Dataset records:
[START]
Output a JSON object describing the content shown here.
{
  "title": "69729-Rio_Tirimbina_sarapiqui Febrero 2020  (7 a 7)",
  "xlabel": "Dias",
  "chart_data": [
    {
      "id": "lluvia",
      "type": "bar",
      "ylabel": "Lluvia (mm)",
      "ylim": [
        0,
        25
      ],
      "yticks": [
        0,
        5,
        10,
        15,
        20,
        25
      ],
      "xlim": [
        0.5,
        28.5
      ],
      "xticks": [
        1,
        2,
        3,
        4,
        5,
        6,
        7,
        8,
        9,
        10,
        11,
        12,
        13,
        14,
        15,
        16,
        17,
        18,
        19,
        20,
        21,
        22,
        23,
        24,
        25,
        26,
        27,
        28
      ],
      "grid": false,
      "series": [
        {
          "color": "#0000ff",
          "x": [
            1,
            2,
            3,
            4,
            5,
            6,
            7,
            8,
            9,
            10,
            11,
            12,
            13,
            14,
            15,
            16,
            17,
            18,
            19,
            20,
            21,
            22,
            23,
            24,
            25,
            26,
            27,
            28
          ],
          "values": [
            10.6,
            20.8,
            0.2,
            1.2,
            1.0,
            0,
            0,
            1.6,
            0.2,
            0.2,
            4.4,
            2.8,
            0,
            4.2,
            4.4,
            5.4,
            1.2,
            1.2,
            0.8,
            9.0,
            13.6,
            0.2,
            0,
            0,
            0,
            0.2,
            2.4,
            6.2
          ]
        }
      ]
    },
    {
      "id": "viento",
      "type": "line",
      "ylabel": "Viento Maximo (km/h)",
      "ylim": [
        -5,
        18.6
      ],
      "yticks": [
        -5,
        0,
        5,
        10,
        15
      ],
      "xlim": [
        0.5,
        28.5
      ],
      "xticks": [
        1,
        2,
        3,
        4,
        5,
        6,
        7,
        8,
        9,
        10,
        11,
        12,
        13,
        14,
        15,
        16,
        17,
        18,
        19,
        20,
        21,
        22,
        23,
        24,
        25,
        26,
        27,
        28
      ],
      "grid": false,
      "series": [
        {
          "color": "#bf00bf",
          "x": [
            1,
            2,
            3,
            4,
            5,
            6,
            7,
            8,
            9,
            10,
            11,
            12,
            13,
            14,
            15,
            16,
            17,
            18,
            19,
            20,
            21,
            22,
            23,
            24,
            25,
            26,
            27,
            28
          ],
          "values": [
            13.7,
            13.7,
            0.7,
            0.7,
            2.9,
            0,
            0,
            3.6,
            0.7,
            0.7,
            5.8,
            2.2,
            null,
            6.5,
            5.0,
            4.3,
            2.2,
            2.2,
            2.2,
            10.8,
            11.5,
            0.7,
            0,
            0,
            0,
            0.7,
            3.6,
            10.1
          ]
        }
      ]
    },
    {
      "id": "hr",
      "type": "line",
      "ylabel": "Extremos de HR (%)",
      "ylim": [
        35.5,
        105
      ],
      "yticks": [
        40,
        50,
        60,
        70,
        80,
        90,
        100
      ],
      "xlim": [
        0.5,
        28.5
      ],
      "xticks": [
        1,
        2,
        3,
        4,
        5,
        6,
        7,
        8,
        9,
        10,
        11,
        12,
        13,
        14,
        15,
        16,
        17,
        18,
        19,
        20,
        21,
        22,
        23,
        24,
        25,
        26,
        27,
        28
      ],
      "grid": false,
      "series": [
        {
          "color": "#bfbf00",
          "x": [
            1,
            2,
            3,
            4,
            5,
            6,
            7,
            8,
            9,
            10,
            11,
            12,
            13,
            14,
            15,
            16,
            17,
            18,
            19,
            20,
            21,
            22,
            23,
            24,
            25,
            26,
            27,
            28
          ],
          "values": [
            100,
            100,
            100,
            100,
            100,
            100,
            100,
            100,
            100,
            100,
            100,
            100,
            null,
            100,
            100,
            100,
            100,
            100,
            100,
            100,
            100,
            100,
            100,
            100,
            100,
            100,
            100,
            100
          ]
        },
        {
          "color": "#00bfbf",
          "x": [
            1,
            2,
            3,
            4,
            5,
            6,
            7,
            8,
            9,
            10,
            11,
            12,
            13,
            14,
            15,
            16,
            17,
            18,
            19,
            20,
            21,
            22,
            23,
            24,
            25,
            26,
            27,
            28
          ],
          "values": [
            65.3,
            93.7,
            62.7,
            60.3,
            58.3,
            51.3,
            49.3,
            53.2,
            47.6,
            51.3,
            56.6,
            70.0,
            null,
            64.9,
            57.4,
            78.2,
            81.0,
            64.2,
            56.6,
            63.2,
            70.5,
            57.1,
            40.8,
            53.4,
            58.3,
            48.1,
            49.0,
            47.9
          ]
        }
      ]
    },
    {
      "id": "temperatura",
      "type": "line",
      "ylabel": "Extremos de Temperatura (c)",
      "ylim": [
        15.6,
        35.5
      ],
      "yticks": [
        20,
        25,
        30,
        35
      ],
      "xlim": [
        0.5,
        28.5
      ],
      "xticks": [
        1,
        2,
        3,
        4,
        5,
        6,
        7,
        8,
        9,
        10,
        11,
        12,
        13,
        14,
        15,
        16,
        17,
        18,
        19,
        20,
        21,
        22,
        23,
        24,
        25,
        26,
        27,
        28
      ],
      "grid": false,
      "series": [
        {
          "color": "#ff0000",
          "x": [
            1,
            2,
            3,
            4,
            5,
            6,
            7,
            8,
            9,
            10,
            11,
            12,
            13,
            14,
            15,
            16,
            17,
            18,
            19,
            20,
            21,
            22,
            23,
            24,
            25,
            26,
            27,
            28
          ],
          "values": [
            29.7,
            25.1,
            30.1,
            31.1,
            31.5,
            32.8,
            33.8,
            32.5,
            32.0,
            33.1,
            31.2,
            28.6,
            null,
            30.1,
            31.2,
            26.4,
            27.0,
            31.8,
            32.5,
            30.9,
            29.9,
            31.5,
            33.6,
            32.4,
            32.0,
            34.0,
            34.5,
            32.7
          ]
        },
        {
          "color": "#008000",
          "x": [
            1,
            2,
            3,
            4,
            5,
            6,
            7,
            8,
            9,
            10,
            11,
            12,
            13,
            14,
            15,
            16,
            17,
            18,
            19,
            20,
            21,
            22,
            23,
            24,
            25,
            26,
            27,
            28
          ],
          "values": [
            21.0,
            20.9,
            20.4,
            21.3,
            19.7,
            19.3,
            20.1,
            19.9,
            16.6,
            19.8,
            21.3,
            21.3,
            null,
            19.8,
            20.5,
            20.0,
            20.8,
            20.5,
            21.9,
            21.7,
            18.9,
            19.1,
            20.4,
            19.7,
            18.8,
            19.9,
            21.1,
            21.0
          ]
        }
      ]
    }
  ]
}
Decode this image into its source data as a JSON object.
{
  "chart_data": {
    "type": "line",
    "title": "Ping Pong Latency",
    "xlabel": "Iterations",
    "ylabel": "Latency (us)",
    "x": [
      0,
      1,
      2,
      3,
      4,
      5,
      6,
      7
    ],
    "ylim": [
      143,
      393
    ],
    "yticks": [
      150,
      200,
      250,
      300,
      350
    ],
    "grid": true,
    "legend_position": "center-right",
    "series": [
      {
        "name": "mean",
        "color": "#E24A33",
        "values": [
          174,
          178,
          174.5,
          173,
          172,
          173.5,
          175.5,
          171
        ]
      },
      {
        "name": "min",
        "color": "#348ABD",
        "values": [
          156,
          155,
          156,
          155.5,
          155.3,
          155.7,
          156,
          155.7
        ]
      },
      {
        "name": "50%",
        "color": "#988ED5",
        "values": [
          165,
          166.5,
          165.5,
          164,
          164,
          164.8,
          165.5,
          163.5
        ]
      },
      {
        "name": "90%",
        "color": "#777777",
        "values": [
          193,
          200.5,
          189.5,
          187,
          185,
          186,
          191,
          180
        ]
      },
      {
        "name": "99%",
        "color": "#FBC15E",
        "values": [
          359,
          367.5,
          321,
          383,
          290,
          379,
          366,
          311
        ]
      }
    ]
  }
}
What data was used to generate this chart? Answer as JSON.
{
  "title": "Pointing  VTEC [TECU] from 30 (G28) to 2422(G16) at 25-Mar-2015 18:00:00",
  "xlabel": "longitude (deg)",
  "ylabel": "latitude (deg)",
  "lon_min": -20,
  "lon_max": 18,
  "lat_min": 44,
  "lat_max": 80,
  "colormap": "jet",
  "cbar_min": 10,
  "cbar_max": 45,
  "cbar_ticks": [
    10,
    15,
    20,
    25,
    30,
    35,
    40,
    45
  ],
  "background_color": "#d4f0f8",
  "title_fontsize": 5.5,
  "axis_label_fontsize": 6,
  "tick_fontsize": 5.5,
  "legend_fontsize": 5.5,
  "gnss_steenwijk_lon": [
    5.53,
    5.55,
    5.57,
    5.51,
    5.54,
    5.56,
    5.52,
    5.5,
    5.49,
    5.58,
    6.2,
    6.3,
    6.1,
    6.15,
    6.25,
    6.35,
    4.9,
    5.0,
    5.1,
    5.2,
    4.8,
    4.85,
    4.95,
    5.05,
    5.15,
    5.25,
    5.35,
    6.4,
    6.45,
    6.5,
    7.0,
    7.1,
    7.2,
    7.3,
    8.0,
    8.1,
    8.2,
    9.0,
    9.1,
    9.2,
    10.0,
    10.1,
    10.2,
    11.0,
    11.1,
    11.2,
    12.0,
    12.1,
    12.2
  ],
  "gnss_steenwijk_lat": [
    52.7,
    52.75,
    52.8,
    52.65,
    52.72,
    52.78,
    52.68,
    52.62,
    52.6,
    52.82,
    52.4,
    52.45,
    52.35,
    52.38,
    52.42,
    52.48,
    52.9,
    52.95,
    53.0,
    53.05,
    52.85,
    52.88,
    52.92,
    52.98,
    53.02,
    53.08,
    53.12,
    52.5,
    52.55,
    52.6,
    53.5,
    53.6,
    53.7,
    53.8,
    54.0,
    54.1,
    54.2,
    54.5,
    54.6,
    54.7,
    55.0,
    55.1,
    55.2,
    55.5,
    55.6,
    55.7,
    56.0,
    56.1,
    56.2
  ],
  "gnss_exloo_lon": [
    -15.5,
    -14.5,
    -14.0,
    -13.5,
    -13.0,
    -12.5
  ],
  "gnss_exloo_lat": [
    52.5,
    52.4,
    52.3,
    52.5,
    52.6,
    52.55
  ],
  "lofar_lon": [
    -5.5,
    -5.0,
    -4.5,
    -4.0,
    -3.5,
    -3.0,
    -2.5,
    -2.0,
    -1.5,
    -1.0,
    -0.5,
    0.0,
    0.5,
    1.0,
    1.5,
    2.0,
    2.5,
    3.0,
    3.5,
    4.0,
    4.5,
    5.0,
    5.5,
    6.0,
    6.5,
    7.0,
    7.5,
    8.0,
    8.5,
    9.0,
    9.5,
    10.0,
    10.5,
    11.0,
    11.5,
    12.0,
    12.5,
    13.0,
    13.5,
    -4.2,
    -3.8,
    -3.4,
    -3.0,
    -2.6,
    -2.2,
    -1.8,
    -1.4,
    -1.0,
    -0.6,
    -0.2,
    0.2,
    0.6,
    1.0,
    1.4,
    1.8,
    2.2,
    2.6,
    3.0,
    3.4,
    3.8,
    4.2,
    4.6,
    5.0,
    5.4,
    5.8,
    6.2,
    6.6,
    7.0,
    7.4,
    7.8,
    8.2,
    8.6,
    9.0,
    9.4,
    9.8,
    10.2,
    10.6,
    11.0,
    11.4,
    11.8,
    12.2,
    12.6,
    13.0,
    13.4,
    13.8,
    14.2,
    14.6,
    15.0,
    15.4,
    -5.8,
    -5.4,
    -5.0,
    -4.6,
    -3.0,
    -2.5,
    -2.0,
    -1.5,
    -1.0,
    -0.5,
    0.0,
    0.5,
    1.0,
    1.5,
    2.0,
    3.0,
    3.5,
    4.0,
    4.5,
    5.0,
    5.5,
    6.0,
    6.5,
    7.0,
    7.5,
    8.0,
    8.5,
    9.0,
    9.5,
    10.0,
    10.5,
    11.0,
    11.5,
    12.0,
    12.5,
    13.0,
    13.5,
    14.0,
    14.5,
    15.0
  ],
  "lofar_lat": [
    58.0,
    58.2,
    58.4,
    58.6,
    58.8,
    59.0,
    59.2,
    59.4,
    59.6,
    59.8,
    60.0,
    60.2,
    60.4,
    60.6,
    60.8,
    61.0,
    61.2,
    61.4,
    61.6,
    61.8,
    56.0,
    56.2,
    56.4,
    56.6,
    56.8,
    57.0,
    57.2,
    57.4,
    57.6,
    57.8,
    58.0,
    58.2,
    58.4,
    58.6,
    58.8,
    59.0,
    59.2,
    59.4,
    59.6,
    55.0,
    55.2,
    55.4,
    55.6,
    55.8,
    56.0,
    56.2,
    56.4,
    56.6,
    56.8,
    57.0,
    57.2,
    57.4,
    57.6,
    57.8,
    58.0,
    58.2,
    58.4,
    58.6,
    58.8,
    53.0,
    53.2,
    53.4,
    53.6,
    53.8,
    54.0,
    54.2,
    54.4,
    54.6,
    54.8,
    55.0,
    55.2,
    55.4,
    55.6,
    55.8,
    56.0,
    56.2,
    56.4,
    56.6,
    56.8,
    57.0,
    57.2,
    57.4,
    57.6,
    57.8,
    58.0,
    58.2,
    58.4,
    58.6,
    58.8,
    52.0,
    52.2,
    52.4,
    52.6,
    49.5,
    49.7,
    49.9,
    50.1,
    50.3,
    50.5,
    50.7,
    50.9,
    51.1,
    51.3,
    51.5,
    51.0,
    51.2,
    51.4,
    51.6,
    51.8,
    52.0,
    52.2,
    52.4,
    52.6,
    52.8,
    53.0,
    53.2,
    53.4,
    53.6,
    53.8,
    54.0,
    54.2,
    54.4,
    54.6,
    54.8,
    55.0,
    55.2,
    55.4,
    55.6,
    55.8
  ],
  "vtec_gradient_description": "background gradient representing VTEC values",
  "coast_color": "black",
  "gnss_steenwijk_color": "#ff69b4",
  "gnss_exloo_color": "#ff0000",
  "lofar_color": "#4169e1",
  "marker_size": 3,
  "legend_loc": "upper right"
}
[END]
Exercise instructions: From the listing above, copy out each line where the word "Extremos" appears.

Problem solution:
      "ylabel": "Extremos de HR (%)",
      "ylabel": "Extremos de Temperatura (c)",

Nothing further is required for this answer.